Requirement
Exclude the pictures; give every entry again exactly as written.

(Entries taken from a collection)

***

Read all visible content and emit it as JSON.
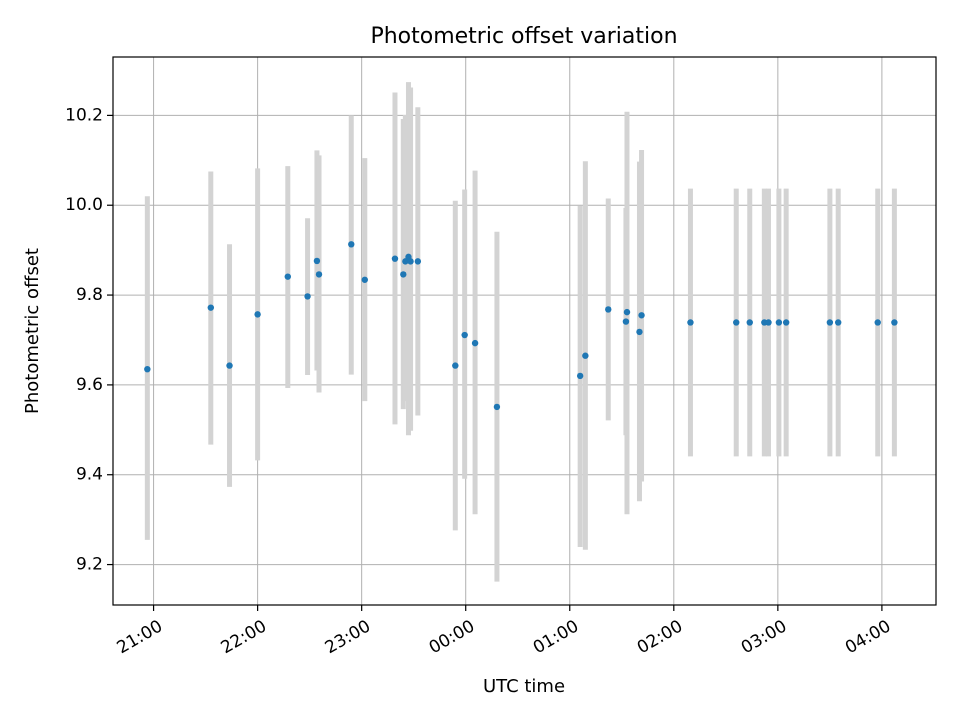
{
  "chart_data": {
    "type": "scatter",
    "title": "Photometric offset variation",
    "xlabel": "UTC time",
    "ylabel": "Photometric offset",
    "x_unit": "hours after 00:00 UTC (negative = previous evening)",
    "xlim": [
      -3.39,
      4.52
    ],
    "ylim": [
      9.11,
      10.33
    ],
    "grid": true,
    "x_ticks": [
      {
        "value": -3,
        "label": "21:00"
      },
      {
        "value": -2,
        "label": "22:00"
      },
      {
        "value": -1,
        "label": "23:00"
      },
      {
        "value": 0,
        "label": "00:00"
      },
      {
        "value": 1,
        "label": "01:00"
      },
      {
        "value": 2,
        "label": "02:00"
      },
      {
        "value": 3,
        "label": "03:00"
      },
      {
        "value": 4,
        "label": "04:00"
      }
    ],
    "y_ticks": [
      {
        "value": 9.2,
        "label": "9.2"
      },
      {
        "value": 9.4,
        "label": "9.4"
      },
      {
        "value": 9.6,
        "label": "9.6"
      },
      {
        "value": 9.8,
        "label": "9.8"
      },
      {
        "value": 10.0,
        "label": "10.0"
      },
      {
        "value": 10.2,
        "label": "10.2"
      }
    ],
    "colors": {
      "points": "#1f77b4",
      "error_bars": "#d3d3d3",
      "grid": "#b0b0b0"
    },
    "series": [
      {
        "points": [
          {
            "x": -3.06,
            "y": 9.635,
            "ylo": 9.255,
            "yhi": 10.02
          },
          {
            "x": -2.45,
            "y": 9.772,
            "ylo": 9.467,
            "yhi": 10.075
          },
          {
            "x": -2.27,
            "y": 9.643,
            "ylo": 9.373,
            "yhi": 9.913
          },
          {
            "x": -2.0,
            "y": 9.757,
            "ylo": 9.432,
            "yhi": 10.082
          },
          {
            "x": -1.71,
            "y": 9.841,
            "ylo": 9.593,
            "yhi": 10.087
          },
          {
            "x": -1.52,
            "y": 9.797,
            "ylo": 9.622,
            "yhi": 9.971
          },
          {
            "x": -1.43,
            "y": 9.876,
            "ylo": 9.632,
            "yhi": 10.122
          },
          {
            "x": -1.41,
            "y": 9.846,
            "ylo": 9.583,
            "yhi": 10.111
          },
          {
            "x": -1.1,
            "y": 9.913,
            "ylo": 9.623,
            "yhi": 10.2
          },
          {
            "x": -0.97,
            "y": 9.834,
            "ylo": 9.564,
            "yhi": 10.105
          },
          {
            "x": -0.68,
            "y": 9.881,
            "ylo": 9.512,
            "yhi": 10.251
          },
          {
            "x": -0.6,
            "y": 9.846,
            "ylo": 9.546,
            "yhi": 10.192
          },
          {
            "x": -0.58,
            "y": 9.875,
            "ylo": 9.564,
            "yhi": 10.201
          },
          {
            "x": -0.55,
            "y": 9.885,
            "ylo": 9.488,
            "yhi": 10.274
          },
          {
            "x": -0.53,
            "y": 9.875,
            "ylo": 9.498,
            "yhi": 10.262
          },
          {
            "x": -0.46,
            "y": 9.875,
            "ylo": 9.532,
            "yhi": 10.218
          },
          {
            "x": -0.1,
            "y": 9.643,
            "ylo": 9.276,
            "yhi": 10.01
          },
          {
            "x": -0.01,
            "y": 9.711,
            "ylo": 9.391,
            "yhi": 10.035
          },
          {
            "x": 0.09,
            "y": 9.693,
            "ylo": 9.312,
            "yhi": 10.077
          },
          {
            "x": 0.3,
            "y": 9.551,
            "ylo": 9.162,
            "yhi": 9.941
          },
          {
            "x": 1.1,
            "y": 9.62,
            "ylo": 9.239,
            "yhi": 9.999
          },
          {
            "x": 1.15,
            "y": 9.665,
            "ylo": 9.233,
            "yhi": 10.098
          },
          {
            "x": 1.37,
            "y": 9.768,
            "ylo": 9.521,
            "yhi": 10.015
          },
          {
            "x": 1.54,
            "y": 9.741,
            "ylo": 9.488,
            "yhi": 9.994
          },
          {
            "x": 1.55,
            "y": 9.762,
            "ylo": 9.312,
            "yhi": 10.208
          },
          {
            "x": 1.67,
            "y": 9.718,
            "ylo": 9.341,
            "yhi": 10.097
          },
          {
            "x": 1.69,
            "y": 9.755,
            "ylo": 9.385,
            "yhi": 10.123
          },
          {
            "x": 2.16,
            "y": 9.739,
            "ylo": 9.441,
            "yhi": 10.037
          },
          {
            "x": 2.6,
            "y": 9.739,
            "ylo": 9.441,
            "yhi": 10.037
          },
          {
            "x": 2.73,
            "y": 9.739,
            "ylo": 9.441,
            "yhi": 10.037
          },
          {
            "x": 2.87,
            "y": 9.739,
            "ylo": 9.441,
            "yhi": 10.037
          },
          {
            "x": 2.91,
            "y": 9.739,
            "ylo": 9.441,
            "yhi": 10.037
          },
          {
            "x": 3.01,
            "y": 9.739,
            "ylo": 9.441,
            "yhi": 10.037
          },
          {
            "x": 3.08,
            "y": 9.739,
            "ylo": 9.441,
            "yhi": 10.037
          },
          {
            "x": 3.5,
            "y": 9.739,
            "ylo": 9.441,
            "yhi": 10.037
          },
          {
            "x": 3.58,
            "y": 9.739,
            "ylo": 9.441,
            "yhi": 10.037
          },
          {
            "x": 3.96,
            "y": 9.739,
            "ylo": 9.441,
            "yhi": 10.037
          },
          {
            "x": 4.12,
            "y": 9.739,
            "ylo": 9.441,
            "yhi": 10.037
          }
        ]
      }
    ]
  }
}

***

Task result
Read all visible content and emit it as JSON.
{
  "chart_data": {
    "type": "scatter",
    "title": "Photometric offset variation",
    "xlabel": "UTC time",
    "ylabel": "Photometric offset",
    "x_unit": "hours after 00:00 UTC (negative = previous evening)",
    "xlim": [
      -3.39,
      4.52
    ],
    "ylim": [
      9.11,
      10.33
    ],
    "grid": true,
    "x_ticks": [
      {
        "value": -3,
        "label": "21:00"
      },
      {
        "value": -2,
        "label": "22:00"
      },
      {
        "value": -1,
        "label": "23:00"
      },
      {
        "value": 0,
        "label": "00:00"
      },
      {
        "value": 1,
        "label": "01:00"
      },
      {
        "value": 2,
        "label": "02:00"
      },
      {
        "value": 3,
        "label": "03:00"
      },
      {
        "value": 4,
        "label": "04:00"
      }
    ],
    "y_ticks": [
      {
        "value": 9.2,
        "label": "9.2"
      },
      {
        "value": 9.4,
        "label": "9.4"
      },
      {
        "value": 9.6,
        "label": "9.6"
      },
      {
        "value": 9.8,
        "label": "9.8"
      },
      {
        "value": 10.0,
        "label": "10.0"
      },
      {
        "value": 10.2,
        "label": "10.2"
      }
    ],
    "colors": {
      "points": "#1f77b4",
      "error_bars": "#d3d3d3",
      "grid": "#b0b0b0"
    },
    "series": [
      {
        "points": [
          {
            "x": -3.06,
            "y": 9.635,
            "ylo": 9.255,
            "yhi": 10.02
          },
          {
            "x": -2.45,
            "y": 9.772,
            "ylo": 9.467,
            "yhi": 10.075
          },
          {
            "x": -2.27,
            "y": 9.643,
            "ylo": 9.373,
            "yhi": 9.913
          },
          {
            "x": -2.0,
            "y": 9.757,
            "ylo": 9.432,
            "yhi": 10.082
          },
          {
            "x": -1.71,
            "y": 9.841,
            "ylo": 9.593,
            "yhi": 10.087
          },
          {
            "x": -1.52,
            "y": 9.797,
            "ylo": 9.622,
            "yhi": 9.971
          },
          {
            "x": -1.43,
            "y": 9.876,
            "ylo": 9.632,
            "yhi": 10.122
          },
          {
            "x": -1.41,
            "y": 9.846,
            "ylo": 9.583,
            "yhi": 10.111
          },
          {
            "x": -1.1,
            "y": 9.913,
            "ylo": 9.623,
            "yhi": 10.2
          },
          {
            "x": -0.97,
            "y": 9.834,
            "ylo": 9.564,
            "yhi": 10.105
          },
          {
            "x": -0.68,
            "y": 9.881,
            "ylo": 9.512,
            "yhi": 10.251
          },
          {
            "x": -0.6,
            "y": 9.846,
            "ylo": 9.546,
            "yhi": 10.192
          },
          {
            "x": -0.58,
            "y": 9.875,
            "ylo": 9.564,
            "yhi": 10.201
          },
          {
            "x": -0.55,
            "y": 9.885,
            "ylo": 9.488,
            "yhi": 10.274
          },
          {
            "x": -0.53,
            "y": 9.875,
            "ylo": 9.498,
            "yhi": 10.262
          },
          {
            "x": -0.46,
            "y": 9.875,
            "ylo": 9.532,
            "yhi": 10.218
          },
          {
            "x": -0.1,
            "y": 9.643,
            "ylo": 9.276,
            "yhi": 10.01
          },
          {
            "x": -0.01,
            "y": 9.711,
            "ylo": 9.391,
            "yhi": 10.035
          },
          {
            "x": 0.09,
            "y": 9.693,
            "ylo": 9.312,
            "yhi": 10.077
          },
          {
            "x": 0.3,
            "y": 9.551,
            "ylo": 9.162,
            "yhi": 9.941
          },
          {
            "x": 1.1,
            "y": 9.62,
            "ylo": 9.239,
            "yhi": 9.999
          },
          {
            "x": 1.15,
            "y": 9.665,
            "ylo": 9.233,
            "yhi": 10.098
          },
          {
            "x": 1.37,
            "y": 9.768,
            "ylo": 9.521,
            "yhi": 10.015
          },
          {
            "x": 1.54,
            "y": 9.741,
            "ylo": 9.488,
            "yhi": 9.994
          },
          {
            "x": 1.55,
            "y": 9.762,
            "ylo": 9.312,
            "yhi": 10.208
          },
          {
            "x": 1.67,
            "y": 9.718,
            "ylo": 9.341,
            "yhi": 10.097
          },
          {
            "x": 1.69,
            "y": 9.755,
            "ylo": 9.385,
            "yhi": 10.123
          },
          {
            "x": 2.16,
            "y": 9.739,
            "ylo": 9.441,
            "yhi": 10.037
          },
          {
            "x": 2.6,
            "y": 9.739,
            "ylo": 9.441,
            "yhi": 10.037
          },
          {
            "x": 2.73,
            "y": 9.739,
            "ylo": 9.441,
            "yhi": 10.037
          },
          {
            "x": 2.87,
            "y": 9.739,
            "ylo": 9.441,
            "yhi": 10.037
          },
          {
            "x": 2.91,
            "y": 9.739,
            "ylo": 9.441,
            "yhi": 10.037
          },
          {
            "x": 3.01,
            "y": 9.739,
            "ylo": 9.441,
            "yhi": 10.037
          },
          {
            "x": 3.08,
            "y": 9.739,
            "ylo": 9.441,
            "yhi": 10.037
          },
          {
            "x": 3.5,
            "y": 9.739,
            "ylo": 9.441,
            "yhi": 10.037
          },
          {
            "x": 3.58,
            "y": 9.739,
            "ylo": 9.441,
            "yhi": 10.037
          },
          {
            "x": 3.96,
            "y": 9.739,
            "ylo": 9.441,
            "yhi": 10.037
          },
          {
            "x": 4.12,
            "y": 9.739,
            "ylo": 9.441,
            "yhi": 10.037
          }
        ]
      }
    ]
  }
}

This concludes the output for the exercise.